**Required work**
Copy every line with the string "INTERNADOS" in it.

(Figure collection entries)
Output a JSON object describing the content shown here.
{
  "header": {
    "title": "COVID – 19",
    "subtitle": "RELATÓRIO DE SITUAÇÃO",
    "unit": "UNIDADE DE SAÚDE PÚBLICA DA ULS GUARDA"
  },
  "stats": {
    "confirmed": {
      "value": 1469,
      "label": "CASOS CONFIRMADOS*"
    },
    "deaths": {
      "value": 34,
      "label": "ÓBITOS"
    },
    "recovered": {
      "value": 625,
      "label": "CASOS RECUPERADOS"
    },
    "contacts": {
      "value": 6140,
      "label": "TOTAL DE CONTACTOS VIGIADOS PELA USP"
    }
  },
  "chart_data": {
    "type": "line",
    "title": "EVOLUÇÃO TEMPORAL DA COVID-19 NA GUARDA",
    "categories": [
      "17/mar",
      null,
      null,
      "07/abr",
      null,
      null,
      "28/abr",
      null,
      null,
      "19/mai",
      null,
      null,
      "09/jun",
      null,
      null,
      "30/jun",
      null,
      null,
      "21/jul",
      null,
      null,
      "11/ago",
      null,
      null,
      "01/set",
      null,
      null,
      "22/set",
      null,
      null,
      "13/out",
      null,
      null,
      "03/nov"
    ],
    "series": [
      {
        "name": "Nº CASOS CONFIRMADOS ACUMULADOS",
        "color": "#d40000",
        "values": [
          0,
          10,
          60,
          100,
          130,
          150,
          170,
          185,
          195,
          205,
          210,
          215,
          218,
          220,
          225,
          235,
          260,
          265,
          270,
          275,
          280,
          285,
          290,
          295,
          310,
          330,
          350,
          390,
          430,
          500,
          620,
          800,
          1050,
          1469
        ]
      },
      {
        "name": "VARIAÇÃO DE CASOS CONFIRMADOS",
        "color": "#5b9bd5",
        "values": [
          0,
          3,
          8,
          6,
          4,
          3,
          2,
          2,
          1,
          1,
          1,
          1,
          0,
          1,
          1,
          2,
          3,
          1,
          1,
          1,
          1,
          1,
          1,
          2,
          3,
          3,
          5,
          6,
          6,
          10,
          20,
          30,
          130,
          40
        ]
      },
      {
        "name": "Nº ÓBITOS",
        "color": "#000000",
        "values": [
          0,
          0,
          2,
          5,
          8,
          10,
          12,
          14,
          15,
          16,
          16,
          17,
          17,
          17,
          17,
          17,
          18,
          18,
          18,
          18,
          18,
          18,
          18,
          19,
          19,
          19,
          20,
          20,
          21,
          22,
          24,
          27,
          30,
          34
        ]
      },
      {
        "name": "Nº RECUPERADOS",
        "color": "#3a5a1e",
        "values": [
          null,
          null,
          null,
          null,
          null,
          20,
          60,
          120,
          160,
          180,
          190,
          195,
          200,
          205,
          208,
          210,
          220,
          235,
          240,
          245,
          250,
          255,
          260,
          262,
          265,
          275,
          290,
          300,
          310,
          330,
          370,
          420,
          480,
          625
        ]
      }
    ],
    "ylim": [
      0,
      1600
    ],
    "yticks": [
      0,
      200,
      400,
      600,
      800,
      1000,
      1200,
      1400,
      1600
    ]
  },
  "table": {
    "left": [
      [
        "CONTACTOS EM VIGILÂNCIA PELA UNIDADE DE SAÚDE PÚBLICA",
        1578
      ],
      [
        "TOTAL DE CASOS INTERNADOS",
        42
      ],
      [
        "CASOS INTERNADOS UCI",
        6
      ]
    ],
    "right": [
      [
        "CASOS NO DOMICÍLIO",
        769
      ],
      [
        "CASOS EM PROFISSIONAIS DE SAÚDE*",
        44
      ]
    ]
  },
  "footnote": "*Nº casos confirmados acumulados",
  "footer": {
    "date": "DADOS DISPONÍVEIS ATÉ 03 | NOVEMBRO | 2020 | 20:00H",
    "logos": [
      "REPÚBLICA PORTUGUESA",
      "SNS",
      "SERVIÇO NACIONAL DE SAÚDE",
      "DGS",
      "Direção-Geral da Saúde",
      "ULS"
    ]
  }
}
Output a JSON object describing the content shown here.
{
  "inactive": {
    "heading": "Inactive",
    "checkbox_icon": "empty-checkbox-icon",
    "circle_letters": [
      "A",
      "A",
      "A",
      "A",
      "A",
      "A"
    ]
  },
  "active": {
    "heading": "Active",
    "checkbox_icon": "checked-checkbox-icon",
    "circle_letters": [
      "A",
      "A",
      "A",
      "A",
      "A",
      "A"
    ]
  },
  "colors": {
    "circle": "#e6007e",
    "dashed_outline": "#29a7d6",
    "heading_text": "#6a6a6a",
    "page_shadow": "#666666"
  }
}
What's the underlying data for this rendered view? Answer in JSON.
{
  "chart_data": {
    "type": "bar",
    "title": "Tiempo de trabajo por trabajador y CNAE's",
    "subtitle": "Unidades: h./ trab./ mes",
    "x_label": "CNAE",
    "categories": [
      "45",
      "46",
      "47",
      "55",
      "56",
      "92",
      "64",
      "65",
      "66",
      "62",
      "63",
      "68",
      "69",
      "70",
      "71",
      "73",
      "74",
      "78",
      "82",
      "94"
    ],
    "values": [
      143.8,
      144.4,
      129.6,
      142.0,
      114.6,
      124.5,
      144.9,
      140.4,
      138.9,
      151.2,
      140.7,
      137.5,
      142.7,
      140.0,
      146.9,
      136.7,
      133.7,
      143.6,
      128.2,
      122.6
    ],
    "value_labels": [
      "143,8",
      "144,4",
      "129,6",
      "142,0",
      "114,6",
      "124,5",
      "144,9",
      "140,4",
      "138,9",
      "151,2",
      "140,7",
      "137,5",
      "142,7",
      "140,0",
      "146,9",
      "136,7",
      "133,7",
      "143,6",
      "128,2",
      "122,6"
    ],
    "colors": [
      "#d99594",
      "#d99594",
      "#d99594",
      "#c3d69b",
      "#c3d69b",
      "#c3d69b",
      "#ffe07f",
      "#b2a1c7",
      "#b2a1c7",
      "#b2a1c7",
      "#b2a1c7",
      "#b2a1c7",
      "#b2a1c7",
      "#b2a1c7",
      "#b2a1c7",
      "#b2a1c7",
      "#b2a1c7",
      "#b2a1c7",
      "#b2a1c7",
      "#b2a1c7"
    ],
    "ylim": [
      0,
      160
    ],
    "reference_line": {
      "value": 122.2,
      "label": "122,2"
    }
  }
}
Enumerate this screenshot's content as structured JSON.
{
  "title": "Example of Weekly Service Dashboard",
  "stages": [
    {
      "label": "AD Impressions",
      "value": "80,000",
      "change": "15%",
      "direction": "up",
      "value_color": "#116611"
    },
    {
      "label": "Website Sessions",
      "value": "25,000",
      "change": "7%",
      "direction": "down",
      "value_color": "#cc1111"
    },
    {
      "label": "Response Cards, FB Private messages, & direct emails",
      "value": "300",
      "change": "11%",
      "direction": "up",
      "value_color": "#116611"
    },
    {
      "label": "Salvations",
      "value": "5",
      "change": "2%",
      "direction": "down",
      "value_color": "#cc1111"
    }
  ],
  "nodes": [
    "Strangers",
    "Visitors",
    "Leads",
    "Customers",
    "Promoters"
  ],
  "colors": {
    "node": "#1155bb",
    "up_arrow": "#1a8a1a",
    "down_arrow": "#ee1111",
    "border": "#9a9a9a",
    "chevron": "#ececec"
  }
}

**The result**
        "TOTAL DE CASOS INTERNADOS",
        "CASOS INTERNADOS UCI",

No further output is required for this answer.